Input material >>
·····

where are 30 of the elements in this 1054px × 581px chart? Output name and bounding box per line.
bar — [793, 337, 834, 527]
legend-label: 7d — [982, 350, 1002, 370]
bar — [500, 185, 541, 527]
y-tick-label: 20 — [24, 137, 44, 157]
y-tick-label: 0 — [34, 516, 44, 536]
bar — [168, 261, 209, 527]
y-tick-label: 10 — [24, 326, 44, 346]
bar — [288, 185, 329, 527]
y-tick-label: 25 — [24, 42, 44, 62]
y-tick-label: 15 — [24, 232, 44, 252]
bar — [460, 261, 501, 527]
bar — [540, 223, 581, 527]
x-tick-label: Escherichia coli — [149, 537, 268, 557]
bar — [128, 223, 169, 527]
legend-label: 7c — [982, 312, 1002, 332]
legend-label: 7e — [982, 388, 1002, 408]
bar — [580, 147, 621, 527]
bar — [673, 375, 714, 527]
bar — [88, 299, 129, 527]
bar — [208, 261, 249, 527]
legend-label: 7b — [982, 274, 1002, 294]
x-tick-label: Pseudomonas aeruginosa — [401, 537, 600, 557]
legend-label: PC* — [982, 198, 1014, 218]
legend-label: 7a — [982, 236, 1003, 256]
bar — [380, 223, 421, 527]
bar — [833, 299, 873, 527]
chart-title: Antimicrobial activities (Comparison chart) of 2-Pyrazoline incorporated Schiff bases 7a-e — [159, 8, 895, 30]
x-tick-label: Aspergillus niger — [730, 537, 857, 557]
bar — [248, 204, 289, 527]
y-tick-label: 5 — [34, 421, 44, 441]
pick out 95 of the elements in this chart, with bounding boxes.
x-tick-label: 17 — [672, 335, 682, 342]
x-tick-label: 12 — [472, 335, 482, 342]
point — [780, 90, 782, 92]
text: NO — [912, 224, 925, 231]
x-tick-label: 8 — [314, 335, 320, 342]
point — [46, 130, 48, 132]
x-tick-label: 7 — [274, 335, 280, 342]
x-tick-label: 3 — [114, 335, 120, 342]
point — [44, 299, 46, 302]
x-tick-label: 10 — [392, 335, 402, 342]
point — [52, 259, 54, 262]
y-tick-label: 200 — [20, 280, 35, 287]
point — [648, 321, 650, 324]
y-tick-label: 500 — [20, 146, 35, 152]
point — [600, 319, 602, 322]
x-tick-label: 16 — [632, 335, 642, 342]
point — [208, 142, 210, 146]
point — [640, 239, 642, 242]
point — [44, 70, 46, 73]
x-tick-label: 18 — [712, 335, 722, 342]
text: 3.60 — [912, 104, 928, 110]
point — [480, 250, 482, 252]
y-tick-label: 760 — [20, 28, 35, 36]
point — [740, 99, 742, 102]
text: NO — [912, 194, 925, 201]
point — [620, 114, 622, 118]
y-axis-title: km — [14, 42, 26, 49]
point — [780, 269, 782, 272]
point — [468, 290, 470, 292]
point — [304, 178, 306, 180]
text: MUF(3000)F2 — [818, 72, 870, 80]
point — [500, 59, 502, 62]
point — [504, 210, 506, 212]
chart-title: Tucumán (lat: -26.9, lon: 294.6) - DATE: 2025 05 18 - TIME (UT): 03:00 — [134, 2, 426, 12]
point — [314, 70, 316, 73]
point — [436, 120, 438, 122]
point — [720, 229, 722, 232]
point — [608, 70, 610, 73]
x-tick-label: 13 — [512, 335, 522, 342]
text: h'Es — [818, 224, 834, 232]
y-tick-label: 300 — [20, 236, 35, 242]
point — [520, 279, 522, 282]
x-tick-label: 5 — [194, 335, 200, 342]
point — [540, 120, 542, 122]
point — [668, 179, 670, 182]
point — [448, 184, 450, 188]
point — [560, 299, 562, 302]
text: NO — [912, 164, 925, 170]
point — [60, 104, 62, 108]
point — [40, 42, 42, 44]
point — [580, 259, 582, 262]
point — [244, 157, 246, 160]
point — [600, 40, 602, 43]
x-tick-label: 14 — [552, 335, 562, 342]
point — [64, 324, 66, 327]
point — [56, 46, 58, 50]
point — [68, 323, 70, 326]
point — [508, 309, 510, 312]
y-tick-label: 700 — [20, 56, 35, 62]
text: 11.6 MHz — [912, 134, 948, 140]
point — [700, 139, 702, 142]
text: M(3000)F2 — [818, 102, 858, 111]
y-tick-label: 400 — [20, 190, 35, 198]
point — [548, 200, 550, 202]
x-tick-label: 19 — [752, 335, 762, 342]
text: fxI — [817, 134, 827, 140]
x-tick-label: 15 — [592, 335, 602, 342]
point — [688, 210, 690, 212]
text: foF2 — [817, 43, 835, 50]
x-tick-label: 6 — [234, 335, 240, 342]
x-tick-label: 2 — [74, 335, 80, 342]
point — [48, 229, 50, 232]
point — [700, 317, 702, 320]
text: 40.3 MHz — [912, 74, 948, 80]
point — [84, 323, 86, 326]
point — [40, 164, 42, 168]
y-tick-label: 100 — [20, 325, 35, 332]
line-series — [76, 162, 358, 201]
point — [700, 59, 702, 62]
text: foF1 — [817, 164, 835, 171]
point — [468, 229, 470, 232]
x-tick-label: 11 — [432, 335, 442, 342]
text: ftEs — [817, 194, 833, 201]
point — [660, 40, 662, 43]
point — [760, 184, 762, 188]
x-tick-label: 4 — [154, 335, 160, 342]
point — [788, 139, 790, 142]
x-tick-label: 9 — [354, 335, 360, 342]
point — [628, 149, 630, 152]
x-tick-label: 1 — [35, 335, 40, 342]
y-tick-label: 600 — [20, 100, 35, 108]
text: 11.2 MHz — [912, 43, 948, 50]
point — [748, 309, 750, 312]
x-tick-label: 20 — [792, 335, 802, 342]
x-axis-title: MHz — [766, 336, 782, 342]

·····

Exercise objective >>
Rewrite every line of the records above as a numbered list, leaving out any blank lines.

Response to the exercise >>
1. where are 30 of the elements in this 1054px × 581px chart? Output name and bounding box per line.
2. bar — [793, 337, 834, 527]
3. legend-label: 7d — [982, 350, 1002, 370]
4. bar — [500, 185, 541, 527]
5. y-tick-label: 20 — [24, 137, 44, 157]
6. y-tick-label: 0 — [34, 516, 44, 536]
7. bar — [168, 261, 209, 527]
8. y-tick-label: 10 — [24, 326, 44, 346]
9. bar — [288, 185, 329, 527]
10. y-tick-label: 25 — [24, 42, 44, 62]
11. y-tick-label: 15 — [24, 232, 44, 252]
12. bar — [460, 261, 501, 527]
13. bar — [540, 223, 581, 527]
14. x-tick-label: Escherichia coli — [149, 537, 268, 557]
15. bar — [128, 223, 169, 527]
16. legend-label: 7c — [982, 312, 1002, 332]
17. legend-label: 7e — [982, 388, 1002, 408]
18. bar — [580, 147, 621, 527]
19. bar — [673, 375, 714, 527]
20. bar — [88, 299, 129, 527]
21. bar — [208, 261, 249, 527]
22. legend-label: 7b — [982, 274, 1002, 294]
23. x-tick-label: Pseudomonas aeruginosa — [401, 537, 600, 557]
24. legend-label: PC* — [982, 198, 1014, 218]
25. legend-label: 7a — [982, 236, 1003, 256]
26. bar — [380, 223, 421, 527]
27. bar — [833, 299, 873, 527]
28. chart-title: Antimicrobial activities (Comparison chart) of 2-Pyrazoline incorporated Schiff bases 7a-e — [159, 8, 895, 30]
29. x-tick-label: Aspergillus niger — [730, 537, 857, 557]
30. bar — [248, 204, 289, 527]
31. y-tick-label: 5 — [34, 421, 44, 441]
32. pick out 95 of the elements in this chart, with bounding boxes.
33. x-tick-label: 17 — [672, 335, 682, 342]
34. x-tick-label: 12 — [472, 335, 482, 342]
35. point — [780, 90, 782, 92]
36. text: NO — [912, 224, 925, 231]
37. x-tick-label: 8 — [314, 335, 320, 342]
38. point — [46, 130, 48, 132]
39. x-tick-label: 7 — [274, 335, 280, 342]
40. x-tick-label: 3 — [114, 335, 120, 342]
41. point — [44, 299, 46, 302]
42. x-tick-label: 10 — [392, 335, 402, 342]
43. point — [52, 259, 54, 262]
44. y-tick-label: 200 — [20, 280, 35, 287]
45. point — [648, 321, 650, 324]
46. y-tick-label: 500 — [20, 146, 35, 152]
47. point — [600, 319, 602, 322]
48. x-tick-label: 16 — [632, 335, 642, 342]
49. point — [208, 142, 210, 146]
50. point — [640, 239, 642, 242]
51. point — [44, 70, 46, 73]
52. x-tick-label: 18 — [712, 335, 722, 342]
53. text: 3.60 — [912, 104, 928, 110]
54. point — [480, 250, 482, 252]
55. y-tick-label: 760 — [20, 28, 35, 36]
56. point — [740, 99, 742, 102]
57. text: NO — [912, 194, 925, 201]
58. point — [620, 114, 622, 118]
59. y-axis-title: km — [14, 42, 26, 49]
60. point — [780, 269, 782, 272]
61. point — [468, 290, 470, 292]
62. point — [304, 178, 306, 180]
63. text: MUF(3000)F2 — [818, 72, 870, 80]
64. point — [500, 59, 502, 62]
65. point — [504, 210, 506, 212]
66. chart-title: Tucumán (lat: -26.9, lon: 294.6) - DATE: 2025 05 18 - TIME (UT): 03:00 — [134, 2, 426, 12]
67. point — [314, 70, 316, 73]
68. point — [436, 120, 438, 122]
69. point — [720, 229, 722, 232]
70. point — [608, 70, 610, 73]
71. x-tick-label: 13 — [512, 335, 522, 342]
72. text: h'Es — [818, 224, 834, 232]
73. y-tick-label: 300 — [20, 236, 35, 242]
74. point — [520, 279, 522, 282]
75. x-tick-label: 5 — [194, 335, 200, 342]
76. point — [540, 120, 542, 122]
77. point — [668, 179, 670, 182]
78. point — [448, 184, 450, 188]
79. point — [560, 299, 562, 302]
80. text: NO — [912, 164, 925, 170]
81. point — [60, 104, 62, 108]
82. point — [40, 42, 42, 44]
83. point — [580, 259, 582, 262]
84. point — [244, 157, 246, 160]
85. point — [600, 40, 602, 43]
86. x-tick-label: 14 — [552, 335, 562, 342]
87. point — [64, 324, 66, 327]
88. point — [56, 46, 58, 50]
89. point — [68, 323, 70, 326]
90. point — [508, 309, 510, 312]
91. y-tick-label: 700 — [20, 56, 35, 62]
92. text: 11.6 MHz — [912, 134, 948, 140]
93. point — [700, 139, 702, 142]
94. text: M(3000)F2 — [818, 102, 858, 111]
95. y-tick-label: 400 — [20, 190, 35, 198]
96. point — [548, 200, 550, 202]
97. x-tick-label: 19 — [752, 335, 762, 342]
98. text: fxI — [817, 134, 827, 140]
99. x-tick-label: 15 — [592, 335, 602, 342]
100. point — [688, 210, 690, 212]
101. text: foF2 — [817, 43, 835, 50]
102. x-tick-label: 6 — [234, 335, 240, 342]
103. x-tick-label: 2 — [74, 335, 80, 342]
104. point — [48, 229, 50, 232]
105. point — [700, 317, 702, 320]
106. text: 40.3 MHz — [912, 74, 948, 80]
107. point — [84, 323, 86, 326]
108. point — [40, 164, 42, 168]
109. y-tick-label: 100 — [20, 325, 35, 332]
110. line-series — [76, 162, 358, 201]
111. point — [700, 59, 702, 62]
112. text: foF1 — [817, 164, 835, 171]
113. point — [468, 229, 470, 232]
114. x-tick-label: 11 — [432, 335, 442, 342]
115. text: ftEs — [817, 194, 833, 201]
116. point — [660, 40, 662, 43]
117. point — [760, 184, 762, 188]
118. x-tick-label: 4 — [154, 335, 160, 342]
119. point — [788, 139, 790, 142]
120. x-tick-label: 9 — [354, 335, 360, 342]
121. point — [628, 149, 630, 152]
122. x-tick-label: 1 — [35, 335, 40, 342]
123. y-tick-label: 600 — [20, 100, 35, 108]
124. text: 11.2 MHz — [912, 43, 948, 50]
125. point — [748, 309, 750, 312]
126. x-tick-label: 20 — [792, 335, 802, 342]
127. x-axis-title: MHz — [766, 336, 782, 342]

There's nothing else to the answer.